Parts of the exercise ->
A – Reproduce the stretch of the aquarium lighting thread from "## Darkblade48 (Jan" through "using aquarium lights.".
B – Which distinct usernames post in the aquarium lighting thread? List each once.
C – Write the next part of the aquarium lighting thread, picking up after its last post.

Extracted text ->
□ □ □ □

# Question about Aquarium Lighting?



## killer007 (Feb 10, 2010)

I am currently having a Fluorescent Sunlight in freshwater, maybe 6,500k, i am not sure...
If a human expose to this kind of light daily, will it cause health problem?

Also, i how about saltwater?
saltwater tank need to use 10,000k light, will that affect human health?

Thanks


----------



## Philip.Chan.92 (Apr 25, 2010)

No it will not affect your health, it's simply the brightness of the light, 6500K being daylight for most tropical fish and 10 000K being like noon at the equator. They are not detrimental to human health, unless you stare at them or something


----------



## Darkblade48 (Jan 28, 2008)

Unless you drop your lights into the aquarium while they are plugged in, I see no health hazard associated with using aquarium lights. 

More than likely, you are exposed to such kind of lighting around the house, while shopping, while at work, etc.


----------



## killer007 (Feb 10, 2010)

that sounds good....
cuz i am asking because i am going to setup a freshwater or saltwater tank right beside me hahahahah
like right on my desk of where i do my hw...
so i am just wondering if there is any problem with those intense lighting...


----------



## AquariAM (Jan 28, 2010)

killer007 said:


> that sounds good....
> cuz i am asking because i am going to setup a freshwater or saltwater tank right beside me hahahahah
> like right on my desk of where i do my hw...
> so i am just wondering if there is any problem with those intense lighting...


Make sure to wear a tin foil hat around high intensity fluorescent lighting. Otherwise you may end up with brain damage as in the second picture.


----------



## killer007 (Feb 10, 2010)

hahhahaah no, maybe something like a super radiation suit....


----------



## bae (May 11, 2007)

Philip.Chan.92 said:


> No it will not affect your health, it's simply the brightness of the light, 6500K being daylight for most tropical fish and 10 000K being like noon at the equator. They are not detrimental to human health, unless you stare at them or something


It's not brightness, but a quality called "color temperature", a metric of the mix of wavelengths the tube emits. Higher color temps are more blue, and very high ones like 10,000K resemble seawater at depth, where most wavelengths other than blue have been absorbed by the water.

□ □ □ □

Data lines ->
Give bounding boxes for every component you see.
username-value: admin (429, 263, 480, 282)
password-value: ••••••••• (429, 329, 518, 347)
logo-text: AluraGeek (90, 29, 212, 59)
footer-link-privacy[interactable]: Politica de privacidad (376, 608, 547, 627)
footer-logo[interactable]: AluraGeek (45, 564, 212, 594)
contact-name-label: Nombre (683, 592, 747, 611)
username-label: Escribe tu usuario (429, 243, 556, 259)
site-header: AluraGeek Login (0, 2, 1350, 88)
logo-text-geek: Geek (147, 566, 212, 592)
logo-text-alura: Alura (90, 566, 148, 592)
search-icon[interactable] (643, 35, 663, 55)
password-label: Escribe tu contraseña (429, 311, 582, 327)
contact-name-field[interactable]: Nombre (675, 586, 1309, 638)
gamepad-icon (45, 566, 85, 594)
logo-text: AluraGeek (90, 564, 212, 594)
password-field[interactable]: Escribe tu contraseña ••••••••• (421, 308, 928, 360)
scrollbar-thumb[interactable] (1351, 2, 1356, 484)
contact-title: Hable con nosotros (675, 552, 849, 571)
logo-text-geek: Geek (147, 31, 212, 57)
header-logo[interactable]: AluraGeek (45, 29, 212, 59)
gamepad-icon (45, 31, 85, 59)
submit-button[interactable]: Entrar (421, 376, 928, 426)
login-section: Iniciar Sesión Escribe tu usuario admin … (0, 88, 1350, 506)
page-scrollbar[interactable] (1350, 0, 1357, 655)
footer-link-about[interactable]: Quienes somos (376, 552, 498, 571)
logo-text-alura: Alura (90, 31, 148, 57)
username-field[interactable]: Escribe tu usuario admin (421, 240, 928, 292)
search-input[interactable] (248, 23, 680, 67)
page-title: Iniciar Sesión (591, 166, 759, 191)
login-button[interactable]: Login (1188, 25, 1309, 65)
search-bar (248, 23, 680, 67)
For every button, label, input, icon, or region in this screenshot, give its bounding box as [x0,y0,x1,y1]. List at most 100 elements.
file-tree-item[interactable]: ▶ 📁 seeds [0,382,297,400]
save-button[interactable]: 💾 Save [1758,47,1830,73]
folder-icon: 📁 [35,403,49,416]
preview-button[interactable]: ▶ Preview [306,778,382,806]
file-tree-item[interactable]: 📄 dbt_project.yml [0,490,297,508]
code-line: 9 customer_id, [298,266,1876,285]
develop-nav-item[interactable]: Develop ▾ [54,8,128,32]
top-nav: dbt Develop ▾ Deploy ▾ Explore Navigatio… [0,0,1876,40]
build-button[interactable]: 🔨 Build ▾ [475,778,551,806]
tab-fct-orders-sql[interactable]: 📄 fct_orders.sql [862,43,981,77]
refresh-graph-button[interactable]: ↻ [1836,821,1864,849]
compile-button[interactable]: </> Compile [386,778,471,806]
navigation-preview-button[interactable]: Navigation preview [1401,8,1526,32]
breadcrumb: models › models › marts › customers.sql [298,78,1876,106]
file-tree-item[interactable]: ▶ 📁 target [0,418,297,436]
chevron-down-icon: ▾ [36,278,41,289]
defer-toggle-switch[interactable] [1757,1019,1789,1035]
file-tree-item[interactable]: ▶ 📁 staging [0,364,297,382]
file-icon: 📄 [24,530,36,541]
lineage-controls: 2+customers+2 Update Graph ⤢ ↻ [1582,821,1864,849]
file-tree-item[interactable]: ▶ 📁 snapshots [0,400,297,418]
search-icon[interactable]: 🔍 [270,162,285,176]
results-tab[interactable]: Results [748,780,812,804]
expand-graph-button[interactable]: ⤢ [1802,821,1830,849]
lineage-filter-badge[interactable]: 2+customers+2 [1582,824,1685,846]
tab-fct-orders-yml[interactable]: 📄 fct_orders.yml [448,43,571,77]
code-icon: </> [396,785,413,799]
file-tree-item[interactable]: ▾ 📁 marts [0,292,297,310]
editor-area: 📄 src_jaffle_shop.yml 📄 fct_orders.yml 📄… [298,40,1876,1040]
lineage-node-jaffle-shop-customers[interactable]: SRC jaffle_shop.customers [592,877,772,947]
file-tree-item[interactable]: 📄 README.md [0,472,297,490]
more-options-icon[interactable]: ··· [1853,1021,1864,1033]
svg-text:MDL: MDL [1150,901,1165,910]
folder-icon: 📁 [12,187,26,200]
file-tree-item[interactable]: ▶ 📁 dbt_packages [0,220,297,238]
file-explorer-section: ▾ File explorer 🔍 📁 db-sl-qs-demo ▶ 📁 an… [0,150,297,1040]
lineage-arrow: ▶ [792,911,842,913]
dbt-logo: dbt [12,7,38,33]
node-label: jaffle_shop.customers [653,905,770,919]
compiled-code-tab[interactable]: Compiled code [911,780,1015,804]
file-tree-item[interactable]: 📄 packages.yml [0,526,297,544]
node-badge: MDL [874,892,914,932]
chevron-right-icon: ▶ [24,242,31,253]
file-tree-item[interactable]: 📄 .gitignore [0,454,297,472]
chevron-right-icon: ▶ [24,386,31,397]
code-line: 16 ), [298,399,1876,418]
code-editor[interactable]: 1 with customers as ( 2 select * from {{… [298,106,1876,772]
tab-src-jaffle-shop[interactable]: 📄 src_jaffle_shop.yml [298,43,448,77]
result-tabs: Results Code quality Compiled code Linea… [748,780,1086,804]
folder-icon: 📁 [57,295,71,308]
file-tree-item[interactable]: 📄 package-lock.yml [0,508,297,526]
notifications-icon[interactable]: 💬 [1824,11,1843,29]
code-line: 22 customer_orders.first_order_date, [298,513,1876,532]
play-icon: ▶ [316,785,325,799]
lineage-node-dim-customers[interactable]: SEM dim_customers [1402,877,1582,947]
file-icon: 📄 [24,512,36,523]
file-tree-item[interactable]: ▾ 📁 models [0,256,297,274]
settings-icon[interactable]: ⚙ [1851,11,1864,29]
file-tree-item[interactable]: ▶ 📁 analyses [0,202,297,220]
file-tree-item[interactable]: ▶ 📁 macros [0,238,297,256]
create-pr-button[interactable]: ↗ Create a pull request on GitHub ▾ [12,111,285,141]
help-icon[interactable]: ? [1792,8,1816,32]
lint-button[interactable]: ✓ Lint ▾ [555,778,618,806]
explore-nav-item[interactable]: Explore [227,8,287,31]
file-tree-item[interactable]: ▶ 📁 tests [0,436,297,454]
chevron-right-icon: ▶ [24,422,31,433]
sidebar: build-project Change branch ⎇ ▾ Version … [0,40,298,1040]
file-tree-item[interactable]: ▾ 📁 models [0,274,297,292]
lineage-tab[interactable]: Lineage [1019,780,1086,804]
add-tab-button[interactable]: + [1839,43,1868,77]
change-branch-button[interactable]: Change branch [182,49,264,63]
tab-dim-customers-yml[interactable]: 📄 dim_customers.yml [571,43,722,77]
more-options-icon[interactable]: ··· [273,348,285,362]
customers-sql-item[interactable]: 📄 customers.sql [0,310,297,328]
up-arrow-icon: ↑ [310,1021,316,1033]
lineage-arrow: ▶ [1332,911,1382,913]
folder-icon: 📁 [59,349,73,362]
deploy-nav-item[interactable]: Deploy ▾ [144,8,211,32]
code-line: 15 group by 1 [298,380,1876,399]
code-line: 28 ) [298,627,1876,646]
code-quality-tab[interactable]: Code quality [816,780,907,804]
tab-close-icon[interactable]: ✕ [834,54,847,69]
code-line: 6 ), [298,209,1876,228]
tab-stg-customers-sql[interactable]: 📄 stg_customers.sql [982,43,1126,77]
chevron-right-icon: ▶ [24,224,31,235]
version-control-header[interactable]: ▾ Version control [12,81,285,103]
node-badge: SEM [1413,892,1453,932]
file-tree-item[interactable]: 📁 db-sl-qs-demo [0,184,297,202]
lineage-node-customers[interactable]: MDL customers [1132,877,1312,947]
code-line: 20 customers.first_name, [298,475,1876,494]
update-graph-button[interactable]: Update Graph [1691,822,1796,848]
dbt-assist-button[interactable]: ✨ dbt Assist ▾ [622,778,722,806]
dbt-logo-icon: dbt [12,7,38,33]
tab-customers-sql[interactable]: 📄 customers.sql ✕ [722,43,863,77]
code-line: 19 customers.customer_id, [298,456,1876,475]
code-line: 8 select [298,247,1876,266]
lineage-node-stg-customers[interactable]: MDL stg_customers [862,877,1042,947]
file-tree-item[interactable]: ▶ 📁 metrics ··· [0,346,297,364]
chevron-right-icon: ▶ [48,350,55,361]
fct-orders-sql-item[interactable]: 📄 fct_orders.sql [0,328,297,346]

□ □ □ □

Task-by-task outputs ->
A –
## Darkblade48 (Jan 28, 2008)

Unless you drop your lights into the aquarium while they are plugged in, I see no health hazard associated with using aquarium lights.

B –
killer007
Philip.Chan.92
Darkblade48
AquariAM
bae

C –
For freshwater, especially for live plants, 'daylight', 'sunlight' and 'cool white' all work well, so choose the color temperature you like.


----------



## killer007 (Feb 10, 2010)

thanks thanks
that very explain and help...


----------



## jen_jen_ng (Apr 20, 2010)

Bwahahaha, AquariAm~ I love your tin foil hat idea! I should make myself one 

Good thinking killer007~
I have a freshwater 10g tank right on my desk:










Get to look at it every day^^
It's always nice to have some company when working on assignments... especially when you're pulling an all-nighter >.< lolz

Smiles,
Jennifer


----------



## killer007 (Feb 10, 2010)

hahhaha i agree....
@[email protected] i love your tank...the plants grow very well....


----------



## jen_jen_ng (Apr 20, 2010)

killer007 said:


> hahhaha i agree....
> @[email protected] i love your tank...the plants grow very well....


awwwws thanks, Killer007^^
my tank is soo stuffed with plants~ 
and i just added some more today - a bit from a store and a bit from gtaa members... 
lolz... really needa start arranging them nicely after i get the other tanks running and will be transfering some extra plants over to them =.=

so exciting~ something fun to work on during the spring/summer other than bleh summer school 

all the best on your soon-to-be saltwater/freshwater tank beside your desk, Killer007!
please do share some photos once you're done, hehe - i wanna see 

Smiles,
Jennifer


----------



## killer007 (Feb 10, 2010)

hahahahah it sounds fun...

hahhaha soon, my tank will be done...
i will definially show you....
@[email protected] i am going for the sulawesi shrimp tank
just finished setup few hours ago hahahah
but now....i need to put on some light


----------



## jen_jen_ng (Apr 20, 2010)

hehehe... >.<
Sorry for flooding your thread and not helping with your question about the lighting~ 
but i got curious googled up sulawesi shrimp and they are *stunning* lil shrimps! 

I anticipate to seeing your tank^^

Smiles,
Jennifer


----------



## killer007 (Feb 10, 2010)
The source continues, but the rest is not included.